Source data:
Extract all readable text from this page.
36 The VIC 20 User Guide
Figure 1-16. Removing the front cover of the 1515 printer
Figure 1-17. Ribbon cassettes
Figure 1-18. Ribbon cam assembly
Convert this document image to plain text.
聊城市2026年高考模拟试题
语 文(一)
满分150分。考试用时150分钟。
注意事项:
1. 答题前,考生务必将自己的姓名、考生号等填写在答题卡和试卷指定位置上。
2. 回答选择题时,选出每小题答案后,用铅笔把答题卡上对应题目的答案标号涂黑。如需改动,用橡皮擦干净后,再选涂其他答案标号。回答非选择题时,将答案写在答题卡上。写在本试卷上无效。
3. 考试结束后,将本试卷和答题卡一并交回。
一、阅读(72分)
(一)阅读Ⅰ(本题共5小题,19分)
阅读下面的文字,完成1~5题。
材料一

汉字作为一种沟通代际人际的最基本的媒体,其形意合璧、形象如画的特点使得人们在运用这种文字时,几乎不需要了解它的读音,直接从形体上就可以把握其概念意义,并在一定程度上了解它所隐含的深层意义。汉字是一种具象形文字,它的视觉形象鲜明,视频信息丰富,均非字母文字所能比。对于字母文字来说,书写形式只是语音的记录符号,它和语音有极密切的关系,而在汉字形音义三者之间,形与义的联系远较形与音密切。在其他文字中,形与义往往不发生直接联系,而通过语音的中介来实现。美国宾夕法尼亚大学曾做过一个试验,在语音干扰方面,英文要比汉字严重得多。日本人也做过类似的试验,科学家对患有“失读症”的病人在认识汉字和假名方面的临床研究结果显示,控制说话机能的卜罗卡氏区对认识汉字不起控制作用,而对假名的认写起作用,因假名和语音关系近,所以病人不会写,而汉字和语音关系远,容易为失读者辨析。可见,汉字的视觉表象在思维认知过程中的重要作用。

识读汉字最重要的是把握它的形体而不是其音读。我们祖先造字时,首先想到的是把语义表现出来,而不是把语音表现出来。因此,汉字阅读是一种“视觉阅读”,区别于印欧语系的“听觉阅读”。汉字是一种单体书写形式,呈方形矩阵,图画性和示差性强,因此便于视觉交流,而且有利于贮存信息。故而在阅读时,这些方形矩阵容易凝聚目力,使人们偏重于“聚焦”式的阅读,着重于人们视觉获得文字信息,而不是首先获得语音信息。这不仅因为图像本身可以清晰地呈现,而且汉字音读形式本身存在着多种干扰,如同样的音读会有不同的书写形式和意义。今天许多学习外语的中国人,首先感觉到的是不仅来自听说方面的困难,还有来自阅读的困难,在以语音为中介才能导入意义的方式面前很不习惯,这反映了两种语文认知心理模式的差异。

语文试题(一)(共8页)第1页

INSTRUCTIONS TO FOLLOW: Using the listing above, return all lines where the word "Figure" occurs.

WRITTEN RESPONSE:
Figure 1-16. Removing the front cover of the 1515 printer
Figure 1-17. Ribbon cassettes
Figure 1-18. Ribbon cam assembly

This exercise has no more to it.